Print the records again, character for character.

__Extracted data__:
#####

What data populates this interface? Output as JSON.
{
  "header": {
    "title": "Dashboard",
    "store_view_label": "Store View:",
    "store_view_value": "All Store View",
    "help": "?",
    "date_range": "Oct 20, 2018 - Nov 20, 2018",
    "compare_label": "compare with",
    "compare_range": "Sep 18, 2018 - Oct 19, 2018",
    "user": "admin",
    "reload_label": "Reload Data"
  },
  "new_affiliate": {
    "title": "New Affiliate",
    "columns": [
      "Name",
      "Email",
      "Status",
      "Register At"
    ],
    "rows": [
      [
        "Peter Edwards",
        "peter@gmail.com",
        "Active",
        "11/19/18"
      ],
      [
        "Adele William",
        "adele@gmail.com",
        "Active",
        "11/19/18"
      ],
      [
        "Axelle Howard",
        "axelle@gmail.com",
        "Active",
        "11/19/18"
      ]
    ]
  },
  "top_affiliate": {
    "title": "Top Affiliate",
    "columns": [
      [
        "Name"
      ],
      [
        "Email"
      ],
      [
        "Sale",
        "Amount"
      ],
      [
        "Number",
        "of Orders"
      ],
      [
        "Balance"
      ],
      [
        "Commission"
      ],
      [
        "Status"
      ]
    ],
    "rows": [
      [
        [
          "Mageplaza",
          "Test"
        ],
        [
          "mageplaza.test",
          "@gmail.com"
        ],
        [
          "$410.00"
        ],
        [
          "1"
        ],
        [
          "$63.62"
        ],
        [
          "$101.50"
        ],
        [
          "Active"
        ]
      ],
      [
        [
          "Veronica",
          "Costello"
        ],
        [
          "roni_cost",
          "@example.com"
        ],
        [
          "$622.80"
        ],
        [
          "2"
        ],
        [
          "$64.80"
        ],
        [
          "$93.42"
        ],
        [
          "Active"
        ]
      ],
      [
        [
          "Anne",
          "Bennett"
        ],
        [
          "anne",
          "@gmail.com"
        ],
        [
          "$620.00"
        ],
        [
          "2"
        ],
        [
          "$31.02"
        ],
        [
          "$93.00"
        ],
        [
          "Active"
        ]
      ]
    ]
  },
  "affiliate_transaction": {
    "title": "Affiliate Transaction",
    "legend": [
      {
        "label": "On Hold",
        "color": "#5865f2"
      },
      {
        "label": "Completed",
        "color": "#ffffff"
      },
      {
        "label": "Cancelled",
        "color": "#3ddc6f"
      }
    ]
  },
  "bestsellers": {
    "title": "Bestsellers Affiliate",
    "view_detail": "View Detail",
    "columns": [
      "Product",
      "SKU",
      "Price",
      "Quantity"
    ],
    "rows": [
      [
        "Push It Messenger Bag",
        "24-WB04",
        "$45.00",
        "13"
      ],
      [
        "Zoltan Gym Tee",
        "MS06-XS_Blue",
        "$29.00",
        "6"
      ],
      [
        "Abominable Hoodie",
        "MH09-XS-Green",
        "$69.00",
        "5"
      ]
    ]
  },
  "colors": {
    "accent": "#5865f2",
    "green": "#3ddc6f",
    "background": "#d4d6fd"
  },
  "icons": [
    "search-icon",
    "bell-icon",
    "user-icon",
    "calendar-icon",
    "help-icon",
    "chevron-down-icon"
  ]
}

#####

__Solution to this exercise__:
What data populates this interface? Output as JSON.
{
  "header": {
    "title": "Dashboard",
    "store_view_label": "Store View:",
    "store_view_value": "All Store View",
    "help": "?",
    "date_range": "Oct 20, 2018 - Nov 20, 2018",
    "compare_label": "compare with",
    "compare_range": "Sep 18, 2018 - Oct 19, 2018",
    "user": "admin",
    "reload_label": "Reload Data"
  },
  "new_affiliate": {
    "title": "New Affiliate",
    "columns": [
      "Name",
      "Email",
      "Status",
      "Register At"
    ],
    "rows": [
      [
        "Peter Edwards",
        "peter@gmail.com",
        "Active",
        "11/19/18"
      ],
      [
        "Adele William",
        "adele@gmail.com",
        "Active",
        "11/19/18"
      ],
      [
        "Axelle Howard",
        "axelle@gmail.com",
        "Active",
        "11/19/18"
      ]
    ]
  },
  "top_affiliate": {
    "title": "Top Affiliate",
    "columns": [
      [
        "Name"
      ],
      [
        "Email"
      ],
      [
        "Sale",
        "Amount"
      ],
      [
        "Number",
        "of Orders"
      ],
      [
        "Balance"
      ],
      [
        "Commission"
      ],
      [
        "Status"
      ]
    ],
    "rows": [
      [
        [
          "Mageplaza",
          "Test"
        ],
        [
          "mageplaza.test",
          "@gmail.com"
        ],
        [
          "$410.00"
        ],
        [
          "1"
        ],
        [
          "$63.62"
        ],
        [
          "$101.50"
        ],
        [
          "Active"
        ]
      ],
      [
        [
          "Veronica",
          "Costello"
        ],
        [
          "roni_cost",
          "@example.com"
        ],
        [
          "$622.80"
        ],
        [
          "2"
        ],
        [
          "$64.80"
        ],
        [
          "$93.42"
        ],
        [
          "Active"
        ]
      ],
      [
        [
          "Anne",
          "Bennett"
        ],
        [
          "anne",
          "@gmail.com"
        ],
        [
          "$620.00"
        ],
        [
          "2"
        ],
        [
          "$31.02"
        ],
        [
          "$93.00"
        ],
        [
          "Active"
        ]
      ]
    ]
  },
  "affiliate_transaction": {
    "title": "Affiliate Transaction",
    "legend": [
      {
        "label": "On Hold",
        "color": "#5865f2"
      },
      {
        "label": "Completed",
        "color": "#ffffff"
      },
      {
        "label": "Cancelled",
        "color": "#3ddc6f"
      }
    ]
  },
  "bestsellers": {
    "title": "Bestsellers Affiliate",
    "view_detail": "View Detail",
    "columns": [
      "Product",
      "SKU",
      "Price",
      "Quantity"
    ],
    "rows": [
      [
        "Push It Messenger Bag",
        "24-WB04",
        "$45.00",
        "13"
      ],
      [
        "Zoltan Gym Tee",
        "MS06-XS_Blue",
        "$29.00",
        "6"
      ],
      [
        "Abominable Hoodie",
        "MH09-XS-Green",
        "$69.00",
        "5"
      ]
    ]
  },
  "colors": {
    "accent": "#5865f2",
    "green": "#3ddc6f",
    "background": "#d4d6fd"
  },
  "icons": [
    "search-icon",
    "bell-icon",
    "user-icon",
    "calendar-icon",
    "help-icon",
    "chevron-down-icon"
  ]
}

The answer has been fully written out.